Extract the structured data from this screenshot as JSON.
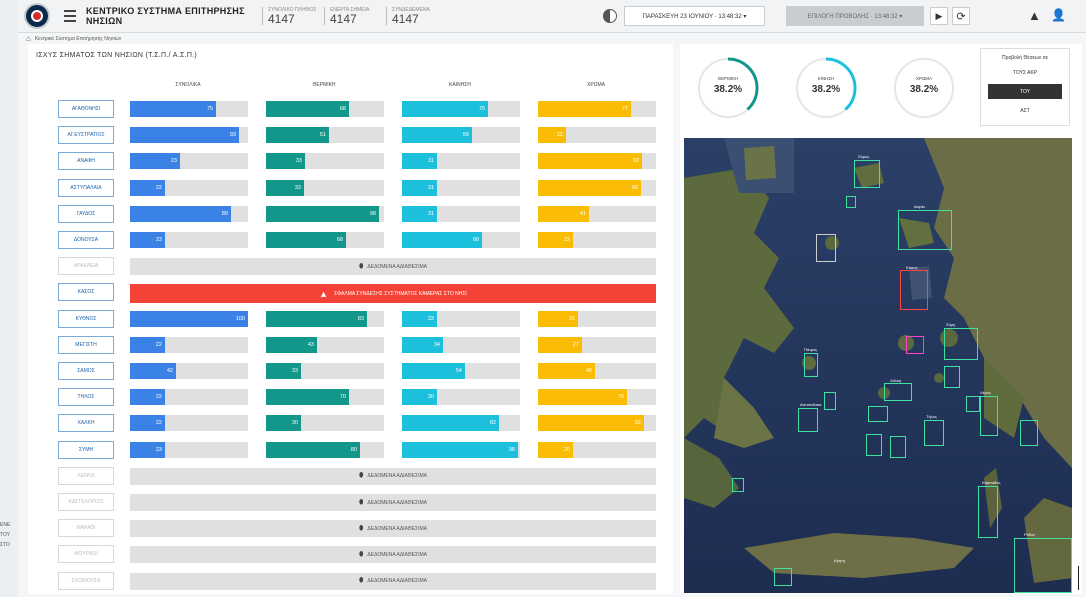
{
  "header": {
    "title": "ΚΕΝΤΡΙΚΟ ΣΥΣΤΗΜΑ ΕΠΙΤΗΡΗΣΗΣ ΝΗΣΙΩΝ",
    "counters": [
      {
        "label": "ΣΥΝΟΛΙΚΟ ΠΛΗΘΟΣ",
        "value": "4147"
      },
      {
        "label": "ΕΝΕΡΓΑ ΣΗΜΕΙΑ",
        "value": "4147"
      },
      {
        "label": "ΣΥΝΔΕΔΕΜΕΝΑ",
        "value": "4147"
      }
    ],
    "date_select": "ΠΑΡΑΣΚΕΥΗ 23 ΙΟΥΝΙΟΥ · 13:48:32  ▾",
    "view_select": "ΕΠΙΛΟΓΗ ΠΡΟΒΟΛΗΣ · 13:48:32  ▾",
    "play_icon": "▶",
    "refresh_icon": "⟳",
    "alert_icon": "▲",
    "user_icon": "👤"
  },
  "breadcrumb": {
    "home_icon": "⌂",
    "label": "Κεντρικό Σύστημα Επιτήρησης Νησιών"
  },
  "side_fragment": "ΕΝΕ ΤΟΥ ΣΤΟ",
  "panel": {
    "title": "ΙΣΧΥΣ ΣΗΜΑΤΟΣ ΤΩΝ ΝΗΣΙΩΝ (Τ.Σ.Π./ Α.Σ.Π.)",
    "columns": [
      "ΣΥΝΟΛΙΚΑ",
      "ΘΕΡΜΙΚΗ",
      "ΚΑΙΝΗΣΗ",
      "ΧΡΩΜΑ"
    ],
    "nodata_text": "ΔΕΔΟΜΕΝΑ ΑΔΙΑΘΕΣΙΜΑ",
    "alarm_text": "ΣΦΑΛΜΑ ΣΥΝΔΕΣΗΣ ΣΥΣΤΗΜΑΤΟΣ ΚΑΜΕΡΑΣ ΣΤΟ ΝΗΣΙ",
    "alarm_icon": "▲",
    "pin_icon": "⬮",
    "colors": {
      "c1": "#3b82e6",
      "c2": "#12978a",
      "c3": "#1cc0dd",
      "c4": "#fbbc05",
      "alarm": "#f44336"
    }
  },
  "rows": [
    {
      "name": "ΑΓΑΘΟΝΗΣΙ",
      "type": "data",
      "values": [
        {
          "label": "75",
          "pct": 0.73
        },
        {
          "label": "68",
          "pct": 0.7
        },
        {
          "label": "75",
          "pct": 0.73
        },
        {
          "label": "77",
          "pct": 0.79
        }
      ]
    },
    {
      "name": "ΑΓ.ΕΥΣΤΡΑΤΙΟΣ",
      "type": "data",
      "values": [
        {
          "label": "93",
          "pct": 0.92
        },
        {
          "label": "51",
          "pct": 0.53
        },
        {
          "label": "59",
          "pct": 0.59
        },
        {
          "label": "22",
          "pct": 0.24
        }
      ]
    },
    {
      "name": "ΑΝΑΦΗ",
      "type": "data",
      "values": [
        {
          "label": "23",
          "pct": 0.42
        },
        {
          "label": "33",
          "pct": 0.33
        },
        {
          "label": "31",
          "pct": 0.3
        },
        {
          "label": "92",
          "pct": 0.88
        }
      ]
    },
    {
      "name": "ΑΣΤΥΠΑΛΑΙΑ",
      "type": "data",
      "values": [
        {
          "label": "22",
          "pct": 0.3
        },
        {
          "label": "33",
          "pct": 0.32
        },
        {
          "label": "31",
          "pct": 0.3
        },
        {
          "label": "92",
          "pct": 0.87
        }
      ]
    },
    {
      "name": "ΓΑΥΔΟΣ",
      "type": "data",
      "values": [
        {
          "label": "89",
          "pct": 0.86
        },
        {
          "label": "98",
          "pct": 0.96
        },
        {
          "label": "31",
          "pct": 0.3
        },
        {
          "label": "41",
          "pct": 0.43
        }
      ]
    },
    {
      "name": "ΔΟΝΟΥΣΑ",
      "type": "data",
      "values": [
        {
          "label": "23",
          "pct": 0.3
        },
        {
          "label": "68",
          "pct": 0.68
        },
        {
          "label": "68",
          "pct": 0.68
        },
        {
          "label": "22",
          "pct": 0.3
        }
      ]
    },
    {
      "name": "ΗΡΑΚΛΕΙΑ",
      "type": "nodata"
    },
    {
      "name": "ΚΑΣΟΣ",
      "type": "alarm"
    },
    {
      "name": "ΚΥΘΝΟΣ",
      "type": "data",
      "values": [
        {
          "label": "100",
          "pct": 1.0
        },
        {
          "label": "83",
          "pct": 0.86
        },
        {
          "label": "33",
          "pct": 0.3
        },
        {
          "label": "31",
          "pct": 0.34
        }
      ]
    },
    {
      "name": "ΜΕΓΙΣΤΗ",
      "type": "data",
      "values": [
        {
          "label": "22",
          "pct": 0.3
        },
        {
          "label": "43",
          "pct": 0.43
        },
        {
          "label": "34",
          "pct": 0.35
        },
        {
          "label": "27",
          "pct": 0.37
        }
      ]
    },
    {
      "name": "ΣΑΜΟΣ",
      "type": "data",
      "values": [
        {
          "label": "42",
          "pct": 0.39
        },
        {
          "label": "33",
          "pct": 0.3
        },
        {
          "label": "54",
          "pct": 0.53
        },
        {
          "label": "48",
          "pct": 0.48
        }
      ]
    },
    {
      "name": "ΤΗΛΟΣ",
      "type": "data",
      "values": [
        {
          "label": "22",
          "pct": 0.3
        },
        {
          "label": "70",
          "pct": 0.7
        },
        {
          "label": "30",
          "pct": 0.3
        },
        {
          "label": "79",
          "pct": 0.75
        }
      ]
    },
    {
      "name": "ΧΑΛΚΗ",
      "type": "data",
      "values": [
        {
          "label": "22",
          "pct": 0.3
        },
        {
          "label": "30",
          "pct": 0.3
        },
        {
          "label": "82",
          "pct": 0.82
        },
        {
          "label": "92",
          "pct": 0.9
        }
      ]
    },
    {
      "name": "ΣΥΜΗ",
      "type": "data",
      "values": [
        {
          "label": "23",
          "pct": 0.3
        },
        {
          "label": "80",
          "pct": 0.8
        },
        {
          "label": "98",
          "pct": 0.98
        },
        {
          "label": "20",
          "pct": 0.3
        }
      ]
    },
    {
      "name": "ΛΕΙΨΟΙ",
      "type": "nodata"
    },
    {
      "name": "ΚΑΣΤΕΛΟΡΙΖΟ",
      "type": "nodata"
    },
    {
      "name": "ΜΑΡΑΘΙ",
      "type": "nodata"
    },
    {
      "name": "ΦΟΥΡΝΟΙ",
      "type": "nodata"
    },
    {
      "name": "ΣΧΟΙΝΟΥΣΑ",
      "type": "nodata"
    }
  ],
  "gauges": [
    {
      "label": "ΘΕΡΜΙΚΗ",
      "value": "38.2%",
      "fraction": 0.382,
      "color": "#12978a"
    },
    {
      "label": "ΚΙΝΗΣΗ",
      "value": "38.2%",
      "fraction": 0.382,
      "color": "#1cc0dd"
    },
    {
      "label": "ΧΡΩΜΑ",
      "value": "38.2%",
      "fraction": 0.0,
      "color": "#fbbc05"
    }
  ],
  "position_box": {
    "title": "Προβολή Θέσεων σε",
    "options": [
      "ΤΟΥΣ ΑΚΡ",
      "ΤΟΥ",
      "ΑΣΤ"
    ],
    "active_index": 1
  },
  "map_labels": [
    {
      "text": "Σάμος"
    },
    {
      "text": "Ικαρία"
    },
    {
      "text": "Κάσος"
    },
    {
      "text": "Κάρπαθος"
    },
    {
      "text": "Κρήτη"
    },
    {
      "text": "Ρόδος"
    },
    {
      "text": "Σύμη"
    },
    {
      "text": "Τήλος"
    },
    {
      "text": "Χάλκη"
    },
    {
      "text": "Αστυπάλαια"
    },
    {
      "text": "Λέρος"
    },
    {
      "text": "Πάτμος"
    }
  ]
}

###

Gather, from the listing above, every line carrying the word "title".

Written response —
    "title": "ΚΕΝΤΡΙΚΟ ΣΥΣΤΗΜΑ ΕΠΙΤΗΡΗΣΗΣ ΝΗΣΙΩΝ",
    "title": "ΙΣΧΥΣ ΣΗΜΑΤΟΣ ΤΩΝ ΝΗΣΙΩΝ (Τ.Σ.Π./ Α.Σ.Π.)",
    "title": "Προβολή Θέσεων σε",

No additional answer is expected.